== DATASET EXCERPTS ==
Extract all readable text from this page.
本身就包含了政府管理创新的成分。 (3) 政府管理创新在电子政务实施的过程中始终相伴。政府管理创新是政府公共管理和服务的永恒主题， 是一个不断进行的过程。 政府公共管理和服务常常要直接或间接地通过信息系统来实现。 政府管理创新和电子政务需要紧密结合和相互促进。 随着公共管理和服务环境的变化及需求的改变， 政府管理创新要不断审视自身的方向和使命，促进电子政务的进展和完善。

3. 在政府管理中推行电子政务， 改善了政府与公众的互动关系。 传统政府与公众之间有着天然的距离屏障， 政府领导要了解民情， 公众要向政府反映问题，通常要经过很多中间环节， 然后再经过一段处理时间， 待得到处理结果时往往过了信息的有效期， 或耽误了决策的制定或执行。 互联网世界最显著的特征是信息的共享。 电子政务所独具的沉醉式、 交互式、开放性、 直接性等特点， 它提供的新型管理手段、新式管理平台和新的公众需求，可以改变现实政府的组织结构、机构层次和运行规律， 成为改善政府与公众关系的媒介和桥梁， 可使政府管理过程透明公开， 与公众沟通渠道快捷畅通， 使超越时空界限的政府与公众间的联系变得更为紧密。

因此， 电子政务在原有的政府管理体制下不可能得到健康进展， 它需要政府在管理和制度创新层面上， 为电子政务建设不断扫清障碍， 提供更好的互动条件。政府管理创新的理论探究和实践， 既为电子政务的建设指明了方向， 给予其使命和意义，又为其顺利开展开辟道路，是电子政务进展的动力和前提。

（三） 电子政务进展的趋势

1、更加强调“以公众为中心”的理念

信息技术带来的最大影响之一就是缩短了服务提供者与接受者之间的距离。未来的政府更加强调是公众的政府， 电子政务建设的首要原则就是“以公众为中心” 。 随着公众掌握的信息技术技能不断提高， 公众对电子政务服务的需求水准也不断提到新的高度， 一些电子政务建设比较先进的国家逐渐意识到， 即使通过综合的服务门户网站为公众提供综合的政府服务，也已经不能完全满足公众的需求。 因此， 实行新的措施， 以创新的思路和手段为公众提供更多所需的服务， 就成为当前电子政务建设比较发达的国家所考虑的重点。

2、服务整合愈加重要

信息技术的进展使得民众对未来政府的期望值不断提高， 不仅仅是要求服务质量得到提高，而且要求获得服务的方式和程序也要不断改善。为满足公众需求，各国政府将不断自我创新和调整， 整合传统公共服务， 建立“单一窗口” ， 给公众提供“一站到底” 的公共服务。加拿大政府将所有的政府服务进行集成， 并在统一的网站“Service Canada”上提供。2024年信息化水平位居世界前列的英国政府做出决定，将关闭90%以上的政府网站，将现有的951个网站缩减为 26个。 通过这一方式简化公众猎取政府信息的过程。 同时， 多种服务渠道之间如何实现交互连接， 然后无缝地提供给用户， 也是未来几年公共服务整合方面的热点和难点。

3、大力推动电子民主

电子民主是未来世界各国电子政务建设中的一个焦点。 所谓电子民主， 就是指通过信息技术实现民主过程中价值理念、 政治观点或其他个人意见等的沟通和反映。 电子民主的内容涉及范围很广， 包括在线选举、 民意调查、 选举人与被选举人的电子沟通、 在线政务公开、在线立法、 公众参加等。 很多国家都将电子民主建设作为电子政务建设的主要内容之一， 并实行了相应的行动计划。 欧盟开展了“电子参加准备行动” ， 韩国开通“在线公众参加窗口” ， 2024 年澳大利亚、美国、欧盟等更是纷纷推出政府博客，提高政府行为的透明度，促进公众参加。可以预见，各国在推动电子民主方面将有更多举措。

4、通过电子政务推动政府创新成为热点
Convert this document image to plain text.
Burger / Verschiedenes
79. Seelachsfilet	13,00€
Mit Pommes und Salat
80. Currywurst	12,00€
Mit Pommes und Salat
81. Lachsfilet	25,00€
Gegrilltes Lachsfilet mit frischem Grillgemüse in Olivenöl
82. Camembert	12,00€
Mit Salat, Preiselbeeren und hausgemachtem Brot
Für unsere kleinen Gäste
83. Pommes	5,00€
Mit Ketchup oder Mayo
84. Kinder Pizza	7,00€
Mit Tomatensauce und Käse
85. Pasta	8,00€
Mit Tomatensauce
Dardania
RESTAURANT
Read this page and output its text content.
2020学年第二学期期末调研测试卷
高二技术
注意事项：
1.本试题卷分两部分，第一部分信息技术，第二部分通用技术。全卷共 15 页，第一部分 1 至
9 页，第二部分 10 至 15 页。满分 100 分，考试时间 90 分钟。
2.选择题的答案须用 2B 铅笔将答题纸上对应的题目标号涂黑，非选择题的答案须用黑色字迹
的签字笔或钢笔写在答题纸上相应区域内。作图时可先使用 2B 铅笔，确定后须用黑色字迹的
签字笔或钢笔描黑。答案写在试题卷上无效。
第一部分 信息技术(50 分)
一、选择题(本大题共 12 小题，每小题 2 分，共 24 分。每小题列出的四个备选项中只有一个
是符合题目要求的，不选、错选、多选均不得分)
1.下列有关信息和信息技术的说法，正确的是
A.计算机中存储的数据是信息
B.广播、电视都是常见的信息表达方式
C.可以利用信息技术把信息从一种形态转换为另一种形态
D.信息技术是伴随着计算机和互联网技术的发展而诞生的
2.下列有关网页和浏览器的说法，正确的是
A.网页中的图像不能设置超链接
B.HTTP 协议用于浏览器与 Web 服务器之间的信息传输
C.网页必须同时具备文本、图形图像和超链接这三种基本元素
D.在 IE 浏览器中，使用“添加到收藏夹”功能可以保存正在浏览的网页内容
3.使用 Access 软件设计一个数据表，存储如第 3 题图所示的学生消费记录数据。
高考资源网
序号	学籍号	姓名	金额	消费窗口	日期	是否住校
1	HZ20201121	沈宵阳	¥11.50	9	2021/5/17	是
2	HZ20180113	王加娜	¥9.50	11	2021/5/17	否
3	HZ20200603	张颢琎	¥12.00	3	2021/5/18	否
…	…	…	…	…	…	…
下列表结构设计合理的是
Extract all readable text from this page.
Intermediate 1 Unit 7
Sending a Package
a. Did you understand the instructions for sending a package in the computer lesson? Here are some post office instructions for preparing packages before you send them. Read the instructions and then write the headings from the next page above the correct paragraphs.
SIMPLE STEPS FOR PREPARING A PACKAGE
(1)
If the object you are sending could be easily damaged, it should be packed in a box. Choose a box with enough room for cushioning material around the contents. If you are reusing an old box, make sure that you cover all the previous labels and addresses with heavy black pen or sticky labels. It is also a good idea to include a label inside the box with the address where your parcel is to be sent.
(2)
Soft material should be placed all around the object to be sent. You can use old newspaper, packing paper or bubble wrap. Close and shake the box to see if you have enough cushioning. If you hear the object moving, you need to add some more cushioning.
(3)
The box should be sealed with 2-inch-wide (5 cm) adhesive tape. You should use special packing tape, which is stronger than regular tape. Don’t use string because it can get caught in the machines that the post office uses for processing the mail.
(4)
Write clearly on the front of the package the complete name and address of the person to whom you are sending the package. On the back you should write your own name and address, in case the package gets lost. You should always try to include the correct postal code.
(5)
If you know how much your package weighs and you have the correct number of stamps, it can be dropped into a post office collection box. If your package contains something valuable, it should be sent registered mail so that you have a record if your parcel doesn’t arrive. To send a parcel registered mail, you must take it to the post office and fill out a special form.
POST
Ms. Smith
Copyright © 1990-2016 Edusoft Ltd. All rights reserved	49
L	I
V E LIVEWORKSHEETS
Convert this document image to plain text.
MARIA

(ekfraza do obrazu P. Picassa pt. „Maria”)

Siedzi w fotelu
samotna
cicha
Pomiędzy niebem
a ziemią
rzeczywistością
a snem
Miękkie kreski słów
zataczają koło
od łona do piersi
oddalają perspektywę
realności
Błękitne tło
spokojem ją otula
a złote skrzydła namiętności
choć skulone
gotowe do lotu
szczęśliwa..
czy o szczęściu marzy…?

== INSTRUCTIONS FOR THE TASK ==
Exactly as shown, repeat every record.

== TASK RESULT ==
Extract all readable text from this page.
本身就包含了政府管理创新的成分。 (3) 政府管理创新在电子政务实施的过程中始终相伴。政府管理创新是政府公共管理和服务的永恒主题， 是一个不断进行的过程。 政府公共管理和服务常常要直接或间接地通过信息系统来实现。 政府管理创新和电子政务需要紧密结合和相互促进。 随着公共管理和服务环境的变化及需求的改变， 政府管理创新要不断审视自身的方向和使命，促进电子政务的进展和完善。

3. 在政府管理中推行电子政务， 改善了政府与公众的互动关系。 传统政府与公众之间有着天然的距离屏障， 政府领导要了解民情， 公众要向政府反映问题，通常要经过很多中间环节， 然后再经过一段处理时间， 待得到处理结果时往往过了信息的有效期， 或耽误了决策的制定或执行。 互联网世界最显著的特征是信息的共享。 电子政务所独具的沉醉式、 交互式、开放性、 直接性等特点， 它提供的新型管理手段、新式管理平台和新的公众需求，可以改变现实政府的组织结构、机构层次和运行规律， 成为改善政府与公众关系的媒介和桥梁， 可使政府管理过程透明公开， 与公众沟通渠道快捷畅通， 使超越时空界限的政府与公众间的联系变得更为紧密。

因此， 电子政务在原有的政府管理体制下不可能得到健康进展， 它需要政府在管理和制度创新层面上， 为电子政务建设不断扫清障碍， 提供更好的互动条件。政府管理创新的理论探究和实践， 既为电子政务的建设指明了方向， 给予其使命和意义，又为其顺利开展开辟道路，是电子政务进展的动力和前提。

（三） 电子政务进展的趋势

1、更加强调“以公众为中心”的理念

信息技术带来的最大影响之一就是缩短了服务提供者与接受者之间的距离。未来的政府更加强调是公众的政府， 电子政务建设的首要原则就是“以公众为中心” 。 随着公众掌握的信息技术技能不断提高， 公众对电子政务服务的需求水准也不断提到新的高度， 一些电子政务建设比较先进的国家逐渐意识到， 即使通过综合的服务门户网站为公众提供综合的政府服务，也已经不能完全满足公众的需求。 因此， 实行新的措施， 以创新的思路和手段为公众提供更多所需的服务， 就成为当前电子政务建设比较发达的国家所考虑的重点。

2、服务整合愈加重要

信息技术的进展使得民众对未来政府的期望值不断提高， 不仅仅是要求服务质量得到提高，而且要求获得服务的方式和程序也要不断改善。为满足公众需求，各国政府将不断自我创新和调整， 整合传统公共服务， 建立“单一窗口” ， 给公众提供“一站到底” 的公共服务。加拿大政府将所有的政府服务进行集成， 并在统一的网站“Service Canada”上提供。2024年信息化水平位居世界前列的英国政府做出决定，将关闭90%以上的政府网站，将现有的951个网站缩减为 26个。 通过这一方式简化公众猎取政府信息的过程。 同时， 多种服务渠道之间如何实现交互连接， 然后无缝地提供给用户， 也是未来几年公共服务整合方面的热点和难点。

3、大力推动电子民主

电子民主是未来世界各国电子政务建设中的一个焦点。 所谓电子民主， 就是指通过信息技术实现民主过程中价值理念、 政治观点或其他个人意见等的沟通和反映。 电子民主的内容涉及范围很广， 包括在线选举、 民意调查、 选举人与被选举人的电子沟通、 在线政务公开、在线立法、 公众参加等。 很多国家都将电子民主建设作为电子政务建设的主要内容之一， 并实行了相应的行动计划。 欧盟开展了“电子参加准备行动” ， 韩国开通“在线公众参加窗口” ， 2024 年澳大利亚、美国、欧盟等更是纷纷推出政府博客，提高政府行为的透明度，促进公众参加。可以预见，各国在推动电子民主方面将有更多举措。

4、通过电子政务推动政府创新成为热点
Convert this document image to plain text.
Burger / Verschiedenes
79. Seelachsfilet	13,00€
Mit Pommes und Salat
80. Currywurst	12,00€
Mit Pommes und Salat
81. Lachsfilet	25,00€
Gegrilltes Lachsfilet mit frischem Grillgemüse in Olivenöl
82. Camembert	12,00€
Mit Salat, Preiselbeeren und hausgemachtem Brot
Für unsere kleinen Gäste
83. Pommes	5,00€
Mit Ketchup oder Mayo
84. Kinder Pizza	7,00€
Mit Tomatensauce und Käse
85. Pasta	8,00€
Mit Tomatensauce
Dardania
RESTAURANT
Read this page and output its text content.
2020学年第二学期期末调研测试卷
高二技术
注意事项：
1.本试题卷分两部分，第一部分信息技术，第二部分通用技术。全卷共 15 页，第一部分 1 至
9 页，第二部分 10 至 15 页。满分 100 分，考试时间 90 分钟。
2.选择题的答案须用 2B 铅笔将答题纸上对应的题目标号涂黑，非选择题的答案须用黑色字迹
的签字笔或钢笔写在答题纸上相应区域内。作图时可先使用 2B 铅笔，确定后须用黑色字迹的
签字笔或钢笔描黑。答案写在试题卷上无效。
第一部分 信息技术(50 分)
一、选择题(本大题共 12 小题，每小题 2 分，共 24 分。每小题列出的四个备选项中只有一个
是符合题目要求的，不选、错选、多选均不得分)
1.下列有关信息和信息技术的说法，正确的是
A.计算机中存储的数据是信息
B.广播、电视都是常见的信息表达方式
C.可以利用信息技术把信息从一种形态转换为另一种形态
D.信息技术是伴随着计算机和互联网技术的发展而诞生的
2.下列有关网页和浏览器的说法，正确的是
A.网页中的图像不能设置超链接
B.HTTP 协议用于浏览器与 Web 服务器之间的信息传输
C.网页必须同时具备文本、图形图像和超链接这三种基本元素
D.在 IE 浏览器中，使用“添加到收藏夹”功能可以保存正在浏览的网页内容
3.使用 Access 软件设计一个数据表，存储如第 3 题图所示的学生消费记录数据。
高考资源网
序号	学籍号	姓名	金额	消费窗口	日期	是否住校
1	HZ20201121	沈宵阳	¥11.50	9	2021/5/17	是
2	HZ20180113	王加娜	¥9.50	11	2021/5/17	否
3	HZ20200603	张颢琎	¥12.00	3	2021/5/18	否
…	…	…	…	…	…	…
下列表结构设计合理的是
Extract all readable text from this page.
Intermediate 1 Unit 7
Sending a Package
a. Did you understand the instructions for sending a package in the computer lesson? Here are some post office instructions for preparing packages before you send them. Read the instructions and then write the headings from the next page above the correct paragraphs.
SIMPLE STEPS FOR PREPARING A PACKAGE
(1)
If the object you are sending could be easily damaged, it should be packed in a box. Choose a box with enough room for cushioning material around the contents. If you are reusing an old box, make sure that you cover all the previous labels and addresses with heavy black pen or sticky labels. It is also a good idea to include a label inside the box with the address where your parcel is to be sent.
(2)
Soft material should be placed all around the object to be sent. You can use old newspaper, packing paper or bubble wrap. Close and shake the box to see if you have enough cushioning. If you hear the object moving, you need to add some more cushioning.
(3)
The box should be sealed with 2-inch-wide (5 cm) adhesive tape. You should use special packing tape, which is stronger than regular tape. Don’t use string because it can get caught in the machines that the post office uses for processing the mail.
(4)
Write clearly on the front of the package the complete name and address of the person to whom you are sending the package. On the back you should write your own name and address, in case the package gets lost. You should always try to include the correct postal code.
(5)
If you know how much your package weighs and you have the correct number of stamps, it can be dropped into a post office collection box. If your package contains something valuable, it should be sent registered mail so that you have a record if your parcel doesn’t arrive. To send a parcel registered mail, you must take it to the post office and fill out a special form.
POST
Ms. Smith
Copyright © 1990-2016 Edusoft Ltd. All rights reserved	49
L	I
V E LIVEWORKSHEETS
Convert this document image to plain text.
MARIA

(ekfraza do obrazu P. Picassa pt. „Maria”)

Siedzi w fotelu
samotna
cicha
Pomiędzy niebem
a ziemią
rzeczywistością
a snem
Miękkie kreski słów
zataczają koło
od łona do piersi
oddalają perspektywę
realności
Błękitne tło
spokojem ją otula
a złote skrzydła namiętności
choć skulone
gotowe do lotu
szczęśliwa..
czy o szczęściu marzy…?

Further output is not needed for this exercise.